AIM →
Copy all lines holding the word "após" from the entries.

━━ DATA EXCERPTS ━━

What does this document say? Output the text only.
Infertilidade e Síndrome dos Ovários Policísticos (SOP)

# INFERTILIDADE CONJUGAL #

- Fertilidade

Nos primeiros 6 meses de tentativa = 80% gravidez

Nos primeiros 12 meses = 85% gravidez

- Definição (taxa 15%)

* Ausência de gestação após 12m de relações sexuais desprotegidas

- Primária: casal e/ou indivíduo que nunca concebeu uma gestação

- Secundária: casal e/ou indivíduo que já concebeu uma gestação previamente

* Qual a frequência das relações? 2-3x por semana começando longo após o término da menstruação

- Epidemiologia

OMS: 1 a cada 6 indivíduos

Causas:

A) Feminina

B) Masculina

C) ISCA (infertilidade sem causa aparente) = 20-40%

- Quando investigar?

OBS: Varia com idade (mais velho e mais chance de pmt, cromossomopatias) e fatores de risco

━━━
━━ DATA EXCERPTS ━━

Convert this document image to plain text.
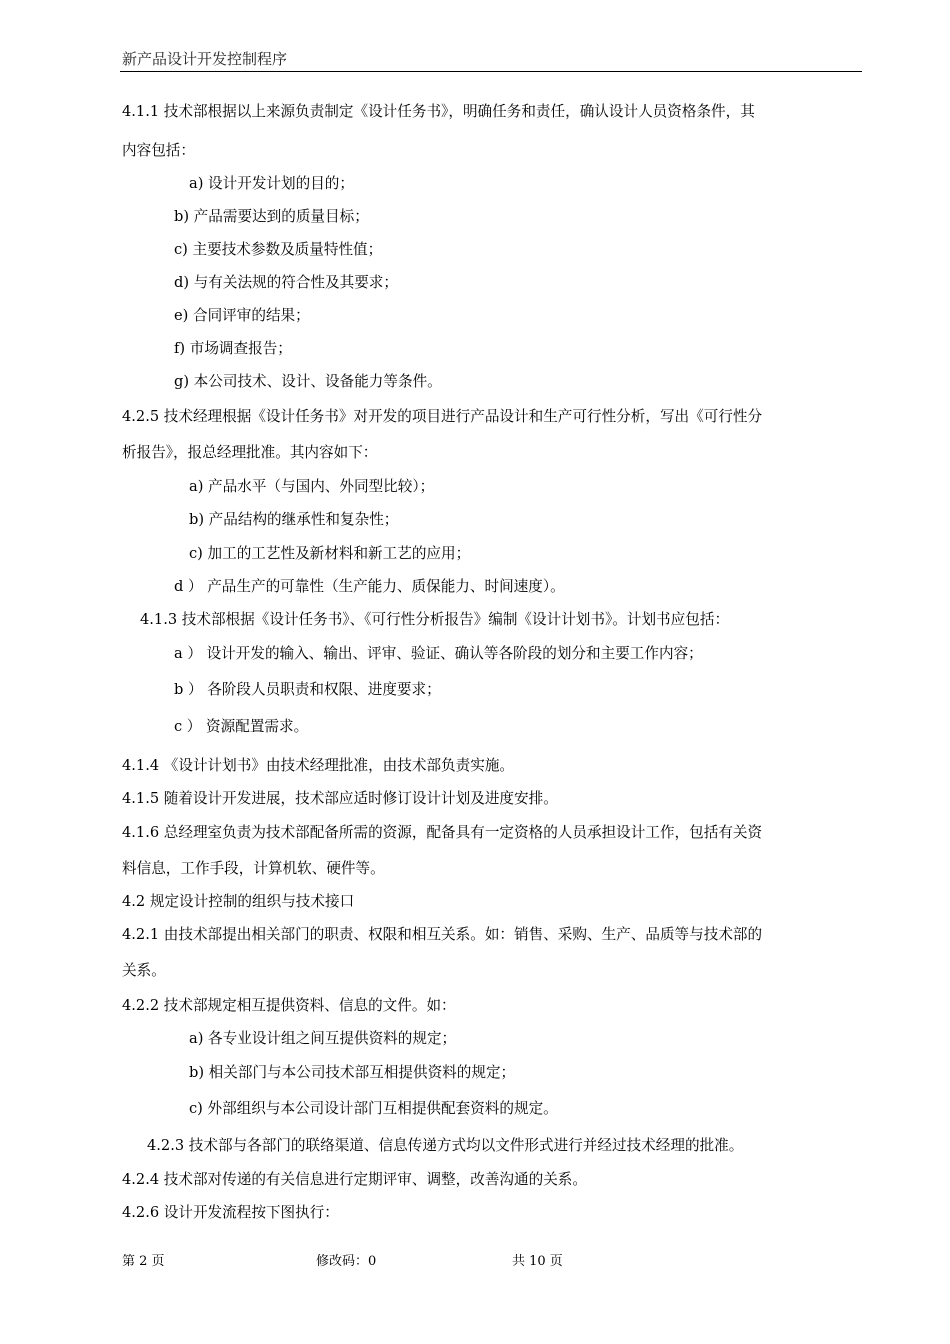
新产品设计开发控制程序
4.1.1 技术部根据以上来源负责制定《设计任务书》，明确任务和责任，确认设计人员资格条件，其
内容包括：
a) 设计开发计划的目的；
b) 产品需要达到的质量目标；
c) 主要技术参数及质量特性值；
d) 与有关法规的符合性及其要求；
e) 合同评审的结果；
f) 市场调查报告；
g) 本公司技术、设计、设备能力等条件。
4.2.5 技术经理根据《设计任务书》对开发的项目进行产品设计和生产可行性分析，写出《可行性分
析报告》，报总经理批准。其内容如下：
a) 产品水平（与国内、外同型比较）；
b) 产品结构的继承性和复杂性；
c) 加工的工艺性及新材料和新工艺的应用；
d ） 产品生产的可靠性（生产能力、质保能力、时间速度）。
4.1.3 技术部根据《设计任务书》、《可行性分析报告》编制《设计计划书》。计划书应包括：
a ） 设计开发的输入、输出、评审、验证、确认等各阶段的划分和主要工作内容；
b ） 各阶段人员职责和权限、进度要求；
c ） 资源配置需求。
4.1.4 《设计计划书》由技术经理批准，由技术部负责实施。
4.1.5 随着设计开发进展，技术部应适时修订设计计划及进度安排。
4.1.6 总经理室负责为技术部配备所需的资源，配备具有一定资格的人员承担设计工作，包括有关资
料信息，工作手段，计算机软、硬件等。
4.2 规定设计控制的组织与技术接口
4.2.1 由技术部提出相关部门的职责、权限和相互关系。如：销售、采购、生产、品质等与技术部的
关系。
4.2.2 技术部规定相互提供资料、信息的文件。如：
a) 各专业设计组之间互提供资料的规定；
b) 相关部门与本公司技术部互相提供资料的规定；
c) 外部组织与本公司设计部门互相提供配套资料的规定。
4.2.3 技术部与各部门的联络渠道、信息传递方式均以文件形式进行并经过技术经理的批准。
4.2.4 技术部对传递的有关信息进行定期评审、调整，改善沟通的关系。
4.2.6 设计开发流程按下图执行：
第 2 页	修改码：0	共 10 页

━━━

EXERCISE RESULT →
* Ausência de gestação após 12m de relações sexuais desprotegidas
* Qual a frequência das relações? 2-3x por semana começando longo após o término da menstruação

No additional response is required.